ACTIVITY ▸
Where does the word "Lineair" occur in the data below? Copy each line that holds it.

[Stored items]
........

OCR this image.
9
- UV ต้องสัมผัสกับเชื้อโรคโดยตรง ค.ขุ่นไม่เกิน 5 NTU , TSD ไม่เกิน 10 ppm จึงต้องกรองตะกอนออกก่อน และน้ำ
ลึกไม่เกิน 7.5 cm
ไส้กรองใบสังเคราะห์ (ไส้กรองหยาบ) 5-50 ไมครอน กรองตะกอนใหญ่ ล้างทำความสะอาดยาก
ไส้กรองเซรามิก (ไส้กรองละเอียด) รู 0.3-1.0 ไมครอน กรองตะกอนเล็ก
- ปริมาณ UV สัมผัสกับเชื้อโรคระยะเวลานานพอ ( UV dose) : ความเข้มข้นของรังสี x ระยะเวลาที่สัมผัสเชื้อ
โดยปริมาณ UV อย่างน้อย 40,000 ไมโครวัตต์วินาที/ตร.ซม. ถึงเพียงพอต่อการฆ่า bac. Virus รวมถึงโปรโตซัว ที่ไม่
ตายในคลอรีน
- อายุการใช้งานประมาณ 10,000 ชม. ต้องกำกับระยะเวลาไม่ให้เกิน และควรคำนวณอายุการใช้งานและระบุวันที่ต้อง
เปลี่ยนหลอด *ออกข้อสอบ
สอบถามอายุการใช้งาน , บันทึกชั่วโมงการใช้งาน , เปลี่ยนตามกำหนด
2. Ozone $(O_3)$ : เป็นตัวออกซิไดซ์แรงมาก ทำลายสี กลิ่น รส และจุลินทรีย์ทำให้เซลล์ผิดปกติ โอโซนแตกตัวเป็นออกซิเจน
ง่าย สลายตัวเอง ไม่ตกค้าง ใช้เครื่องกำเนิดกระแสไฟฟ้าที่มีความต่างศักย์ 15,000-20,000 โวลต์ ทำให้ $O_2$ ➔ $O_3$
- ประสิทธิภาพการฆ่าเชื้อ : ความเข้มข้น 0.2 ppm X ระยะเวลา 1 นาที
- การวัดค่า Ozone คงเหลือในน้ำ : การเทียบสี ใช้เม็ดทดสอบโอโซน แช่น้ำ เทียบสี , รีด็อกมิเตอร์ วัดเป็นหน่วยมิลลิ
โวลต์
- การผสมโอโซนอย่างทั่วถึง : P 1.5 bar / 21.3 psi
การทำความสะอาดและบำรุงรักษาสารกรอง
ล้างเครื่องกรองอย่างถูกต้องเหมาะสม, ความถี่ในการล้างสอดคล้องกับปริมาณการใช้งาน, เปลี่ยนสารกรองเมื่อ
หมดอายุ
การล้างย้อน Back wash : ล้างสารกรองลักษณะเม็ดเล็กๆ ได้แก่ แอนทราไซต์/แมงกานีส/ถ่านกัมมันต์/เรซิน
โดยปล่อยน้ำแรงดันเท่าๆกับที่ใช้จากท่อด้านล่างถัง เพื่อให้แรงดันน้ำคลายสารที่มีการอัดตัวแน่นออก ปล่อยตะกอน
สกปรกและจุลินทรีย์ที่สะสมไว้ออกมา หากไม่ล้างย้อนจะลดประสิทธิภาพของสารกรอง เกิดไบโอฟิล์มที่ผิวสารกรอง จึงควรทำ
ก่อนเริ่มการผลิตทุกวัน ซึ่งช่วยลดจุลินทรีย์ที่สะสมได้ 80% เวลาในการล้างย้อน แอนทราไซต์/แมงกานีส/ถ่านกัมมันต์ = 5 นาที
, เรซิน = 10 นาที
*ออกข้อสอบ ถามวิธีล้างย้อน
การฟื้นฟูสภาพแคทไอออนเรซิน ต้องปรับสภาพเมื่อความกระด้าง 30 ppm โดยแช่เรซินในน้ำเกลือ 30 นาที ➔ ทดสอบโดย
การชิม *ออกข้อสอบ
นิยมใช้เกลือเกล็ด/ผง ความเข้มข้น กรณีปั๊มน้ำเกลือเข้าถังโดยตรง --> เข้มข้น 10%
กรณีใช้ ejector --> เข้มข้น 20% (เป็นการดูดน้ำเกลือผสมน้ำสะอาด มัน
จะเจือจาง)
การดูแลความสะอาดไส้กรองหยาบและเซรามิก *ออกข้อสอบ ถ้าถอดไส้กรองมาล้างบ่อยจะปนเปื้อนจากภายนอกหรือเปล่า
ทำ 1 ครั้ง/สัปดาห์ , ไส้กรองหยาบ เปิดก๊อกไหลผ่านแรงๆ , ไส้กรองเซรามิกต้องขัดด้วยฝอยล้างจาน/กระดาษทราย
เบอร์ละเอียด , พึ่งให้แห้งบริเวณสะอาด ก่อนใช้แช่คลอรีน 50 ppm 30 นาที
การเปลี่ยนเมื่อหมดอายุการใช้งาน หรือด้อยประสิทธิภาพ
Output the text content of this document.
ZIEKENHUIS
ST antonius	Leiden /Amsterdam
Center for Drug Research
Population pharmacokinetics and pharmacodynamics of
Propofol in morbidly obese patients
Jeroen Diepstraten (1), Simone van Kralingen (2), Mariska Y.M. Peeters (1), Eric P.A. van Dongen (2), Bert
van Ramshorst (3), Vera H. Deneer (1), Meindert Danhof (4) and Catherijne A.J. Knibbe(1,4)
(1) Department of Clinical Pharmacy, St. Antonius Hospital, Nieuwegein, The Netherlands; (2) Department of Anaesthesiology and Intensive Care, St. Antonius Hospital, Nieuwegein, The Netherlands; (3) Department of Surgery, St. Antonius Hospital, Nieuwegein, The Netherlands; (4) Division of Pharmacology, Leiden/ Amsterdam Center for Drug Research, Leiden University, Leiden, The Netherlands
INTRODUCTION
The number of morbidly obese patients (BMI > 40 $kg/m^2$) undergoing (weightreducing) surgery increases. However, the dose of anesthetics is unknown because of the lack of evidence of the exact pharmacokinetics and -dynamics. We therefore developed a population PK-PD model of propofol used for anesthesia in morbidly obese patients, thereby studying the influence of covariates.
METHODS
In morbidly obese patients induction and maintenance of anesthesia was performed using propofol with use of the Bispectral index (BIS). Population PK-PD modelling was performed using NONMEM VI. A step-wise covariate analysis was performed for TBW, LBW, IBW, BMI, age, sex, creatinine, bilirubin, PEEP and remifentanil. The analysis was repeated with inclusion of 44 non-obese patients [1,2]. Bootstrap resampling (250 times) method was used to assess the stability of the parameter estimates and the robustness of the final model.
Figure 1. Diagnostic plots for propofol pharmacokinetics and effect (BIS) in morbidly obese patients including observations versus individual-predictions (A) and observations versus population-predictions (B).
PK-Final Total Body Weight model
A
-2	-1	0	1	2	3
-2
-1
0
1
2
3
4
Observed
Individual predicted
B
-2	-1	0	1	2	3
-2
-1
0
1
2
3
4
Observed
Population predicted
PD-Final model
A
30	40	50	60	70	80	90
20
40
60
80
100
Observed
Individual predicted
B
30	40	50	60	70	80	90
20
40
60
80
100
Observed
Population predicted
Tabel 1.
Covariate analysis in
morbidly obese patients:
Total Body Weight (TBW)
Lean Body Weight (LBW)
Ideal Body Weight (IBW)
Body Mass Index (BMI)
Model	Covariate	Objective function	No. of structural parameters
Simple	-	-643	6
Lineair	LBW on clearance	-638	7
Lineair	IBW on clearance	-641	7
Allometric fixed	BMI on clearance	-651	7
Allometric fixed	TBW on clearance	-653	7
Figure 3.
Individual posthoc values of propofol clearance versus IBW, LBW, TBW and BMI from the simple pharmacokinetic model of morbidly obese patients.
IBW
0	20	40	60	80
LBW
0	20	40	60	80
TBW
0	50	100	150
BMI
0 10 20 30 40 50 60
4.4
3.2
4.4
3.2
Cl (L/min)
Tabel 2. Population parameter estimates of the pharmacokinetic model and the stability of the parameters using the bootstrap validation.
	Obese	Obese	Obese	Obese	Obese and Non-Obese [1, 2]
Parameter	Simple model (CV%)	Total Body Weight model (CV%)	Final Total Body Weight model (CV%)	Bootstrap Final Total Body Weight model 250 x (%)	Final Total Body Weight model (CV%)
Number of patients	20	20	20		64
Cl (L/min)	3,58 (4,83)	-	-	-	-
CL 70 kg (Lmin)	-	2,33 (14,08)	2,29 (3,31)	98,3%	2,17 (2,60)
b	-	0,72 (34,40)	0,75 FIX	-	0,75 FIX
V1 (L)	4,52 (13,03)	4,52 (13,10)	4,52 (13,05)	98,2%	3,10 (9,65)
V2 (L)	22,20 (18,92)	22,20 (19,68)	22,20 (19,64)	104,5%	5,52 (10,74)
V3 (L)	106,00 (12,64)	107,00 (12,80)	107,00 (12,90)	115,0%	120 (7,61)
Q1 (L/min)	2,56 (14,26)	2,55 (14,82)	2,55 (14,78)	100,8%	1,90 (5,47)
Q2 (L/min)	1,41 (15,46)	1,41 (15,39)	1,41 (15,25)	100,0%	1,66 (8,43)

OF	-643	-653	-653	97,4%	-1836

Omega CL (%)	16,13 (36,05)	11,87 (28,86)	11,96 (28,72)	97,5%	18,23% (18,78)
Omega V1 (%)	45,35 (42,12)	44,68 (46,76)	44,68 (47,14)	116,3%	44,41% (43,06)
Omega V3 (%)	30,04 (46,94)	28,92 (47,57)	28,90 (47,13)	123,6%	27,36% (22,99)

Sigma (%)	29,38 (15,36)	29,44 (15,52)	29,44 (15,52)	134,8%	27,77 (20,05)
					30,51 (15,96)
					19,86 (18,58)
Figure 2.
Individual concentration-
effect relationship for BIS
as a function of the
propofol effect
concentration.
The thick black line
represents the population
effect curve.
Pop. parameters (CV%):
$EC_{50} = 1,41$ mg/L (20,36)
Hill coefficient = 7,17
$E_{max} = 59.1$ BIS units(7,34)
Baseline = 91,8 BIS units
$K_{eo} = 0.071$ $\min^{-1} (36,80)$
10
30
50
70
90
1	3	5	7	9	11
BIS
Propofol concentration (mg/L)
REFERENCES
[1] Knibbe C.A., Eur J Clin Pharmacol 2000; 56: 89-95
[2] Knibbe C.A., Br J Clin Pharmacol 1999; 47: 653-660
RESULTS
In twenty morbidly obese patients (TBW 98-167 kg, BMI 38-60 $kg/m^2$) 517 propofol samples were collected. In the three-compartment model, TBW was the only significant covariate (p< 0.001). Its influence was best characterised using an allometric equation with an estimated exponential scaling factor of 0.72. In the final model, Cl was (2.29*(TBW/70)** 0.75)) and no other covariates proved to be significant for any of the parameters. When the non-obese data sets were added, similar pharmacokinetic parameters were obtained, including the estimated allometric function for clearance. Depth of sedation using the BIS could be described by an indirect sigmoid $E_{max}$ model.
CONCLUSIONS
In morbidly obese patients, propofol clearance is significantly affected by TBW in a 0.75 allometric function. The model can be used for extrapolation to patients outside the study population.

........

RESULT OF THIS EXERCISE ▸
Lineair	LBW on clearance	-638	7
Lineair	IBW on clearance	-641	7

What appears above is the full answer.